Dataset rows:
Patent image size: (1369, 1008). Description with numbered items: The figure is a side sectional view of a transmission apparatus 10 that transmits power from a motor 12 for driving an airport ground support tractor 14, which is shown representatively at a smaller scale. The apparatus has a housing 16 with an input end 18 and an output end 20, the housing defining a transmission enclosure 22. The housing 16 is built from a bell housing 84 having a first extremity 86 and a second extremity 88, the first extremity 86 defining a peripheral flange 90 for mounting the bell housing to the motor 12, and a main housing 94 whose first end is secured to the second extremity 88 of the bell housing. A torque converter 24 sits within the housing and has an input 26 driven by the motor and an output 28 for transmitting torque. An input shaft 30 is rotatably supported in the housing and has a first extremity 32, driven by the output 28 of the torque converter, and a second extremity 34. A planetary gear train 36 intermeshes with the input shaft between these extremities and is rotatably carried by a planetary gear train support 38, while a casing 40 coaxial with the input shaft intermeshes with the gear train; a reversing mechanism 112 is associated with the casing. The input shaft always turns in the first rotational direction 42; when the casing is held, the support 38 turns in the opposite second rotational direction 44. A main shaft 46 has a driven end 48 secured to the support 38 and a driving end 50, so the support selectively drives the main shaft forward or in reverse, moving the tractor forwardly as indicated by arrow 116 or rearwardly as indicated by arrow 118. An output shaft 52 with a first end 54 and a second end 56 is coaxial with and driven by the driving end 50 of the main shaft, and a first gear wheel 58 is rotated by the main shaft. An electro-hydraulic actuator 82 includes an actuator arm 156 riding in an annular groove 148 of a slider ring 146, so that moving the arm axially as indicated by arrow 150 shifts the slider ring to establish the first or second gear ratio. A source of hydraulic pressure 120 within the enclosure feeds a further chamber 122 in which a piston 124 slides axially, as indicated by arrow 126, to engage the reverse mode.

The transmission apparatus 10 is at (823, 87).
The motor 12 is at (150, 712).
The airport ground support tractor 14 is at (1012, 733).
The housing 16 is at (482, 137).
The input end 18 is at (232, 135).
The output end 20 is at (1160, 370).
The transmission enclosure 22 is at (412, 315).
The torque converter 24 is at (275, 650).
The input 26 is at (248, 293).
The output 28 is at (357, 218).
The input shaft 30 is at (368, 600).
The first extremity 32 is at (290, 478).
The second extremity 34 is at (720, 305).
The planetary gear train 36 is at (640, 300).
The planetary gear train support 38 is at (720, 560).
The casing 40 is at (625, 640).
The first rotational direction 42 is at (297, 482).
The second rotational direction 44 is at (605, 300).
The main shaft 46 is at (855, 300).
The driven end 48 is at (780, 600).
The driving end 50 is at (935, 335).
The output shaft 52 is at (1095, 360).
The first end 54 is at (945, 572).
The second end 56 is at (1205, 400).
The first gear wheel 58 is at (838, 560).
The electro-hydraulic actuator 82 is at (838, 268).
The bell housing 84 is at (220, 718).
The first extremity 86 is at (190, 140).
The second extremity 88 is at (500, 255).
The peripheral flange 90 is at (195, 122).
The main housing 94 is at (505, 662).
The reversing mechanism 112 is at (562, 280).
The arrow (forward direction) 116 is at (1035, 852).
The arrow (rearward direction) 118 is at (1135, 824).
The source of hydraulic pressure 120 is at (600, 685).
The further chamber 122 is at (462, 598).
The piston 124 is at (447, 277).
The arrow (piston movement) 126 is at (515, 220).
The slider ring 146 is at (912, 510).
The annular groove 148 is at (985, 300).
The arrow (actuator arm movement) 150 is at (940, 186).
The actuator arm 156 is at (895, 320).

#### [Prompt]
Rewrite the lines of the records above as a numbered list with one line per item, omitting any blank lines.

#### [Task result]
1. Patent image size: (1369, 1008). Description with numbered items: The figure is a side sectional view of a transmission apparatus 10 that transmits power from a motor 12 for driving an airport ground support tractor 14, which is shown representatively at a smaller scale. The apparatus has a housing 16 with an input end 18 and an output end 20, the housing defining a transmission enclosure 22. The housing 16 is built from a bell housing 84 having a first extremity 86 and a second extremity 88, the first extremity 86 defining a peripheral flange 90 for mounting the bell housing to the motor 12, and a main housing 94 whose first end is secured to the second extremity 88 of the bell housing. A torque converter 24 sits within the housing and has an input 26 driven by the motor and an output 28 for transmitting torque. An input shaft 30 is rotatably supported in the housing and has a first extremity 32, driven by the output 28 of the torque converter, and a second extremity 34. A planetary gear train 36 intermeshes with the input shaft between these extremities and is rotatably carried by a planetary gear train support 38, while a casing 40 coaxial with the input shaft intermeshes with the gear train; a reversing mechanism 112 is associated with the casing. The input shaft always turns in the first rotational direction 42; when the casing is held, the support 38 turns in the opposite second rotational direction 44. A main shaft 46 has a driven end 48 secured to the support 38 and a driving end 50, so the support selectively drives the main shaft forward or in reverse, moving the tractor forwardly as indicated by arrow 116 or rearwardly as indicated by arrow 118. An output shaft 52 with a first end 54 and a second end 56 is coaxial with and driven by the driving end 50 of the main shaft, and a first gear wheel 58 is rotated by the main shaft. An electro-hydraulic actuator 82 includes an actuator arm 156 riding in an annular groove 148 of a slider ring 146, so that moving the arm axially as indicated by arrow 150 shifts the slider ring to establish the first or second gear ratio. A source of hydraulic pressure 120 within the enclosure feeds a further chamber 122 in which a piston 124 slides axially, as indicated by arrow 126, to engage the reverse mode.
2. The transmission apparatus 10 is at (823, 87).
3. The motor 12 is at (150, 712).
4. The airport ground support tractor 14 is at (1012, 733).
5. The housing 16 is at (482, 137).
6. The input end 18 is at (232, 135).
7. The output end 20 is at (1160, 370).
8. The transmission enclosure 22 is at (412, 315).
9. The torque converter 24 is at (275, 650).
10. The input 26 is at (248, 293).
11. The output 28 is at (357, 218).
12. The input shaft 30 is at (368, 600).
13. The first extremity 32 is at (290, 478).
14. The second extremity 34 is at (720, 305).
15. The planetary gear train 36 is at (640, 300).
16. The planetary gear train support 38 is at (720, 560).
17. The casing 40 is at (625, 640).
18. The first rotational direction 42 is at (297, 482).
19. The second rotational direction 44 is at (605, 300).
20. The main shaft 46 is at (855, 300).
21. The driven end 48 is at (780, 600).
22. The driving end 50 is at (935, 335).
23. The output shaft 52 is at (1095, 360).
24. The first end 54 is at (945, 572).
25. The second end 56 is at (1205, 400).
26. The first gear wheel 58 is at (838, 560).
27. The electro-hydraulic actuator 82 is at (838, 268).
28. The bell housing 84 is at (220, 718).
29. The first extremity 86 is at (190, 140).
30. The second extremity 88 is at (500, 255).
31. The peripheral flange 90 is at (195, 122).
32. The main housing 94 is at (505, 662).
33. The reversing mechanism 112 is at (562, 280).
34. The arrow (forward direction) 116 is at (1035, 852).
35. The arrow (rearward direction) 118 is at (1135, 824).
36. The source of hydraulic pressure 120 is at (600, 685).
37. The further chamber 122 is at (462, 598).
38. The piston 124 is at (447, 277).
39. The arrow (piston movement) 126 is at (515, 220).
40. The slider ring 146 is at (912, 510).
41. The annular groove 148 is at (985, 300).
42. The arrow (actuator arm movement) 150 is at (940, 186).
43. The actuator arm 156 is at (895, 320).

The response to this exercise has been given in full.